● **TASK DESCRIPTION**: Repeat the material in full. Keep every line exactly as it is.

Begin

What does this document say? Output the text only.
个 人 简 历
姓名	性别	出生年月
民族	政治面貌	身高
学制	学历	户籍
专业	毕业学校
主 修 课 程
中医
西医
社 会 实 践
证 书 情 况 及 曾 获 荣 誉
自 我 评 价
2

End

● **RESPONSE TO THE TASK**:
What does this document say? Output the text only.
个 人 简 历
姓名	性别	出生年月
民族	政治面貌	身高
学制	学历	户籍
专业	毕业学校
主 修 课 程
中医
西医
社 会 实 践
证 书 情 况 及 曾 获 荣 誉
自 我 评 价
2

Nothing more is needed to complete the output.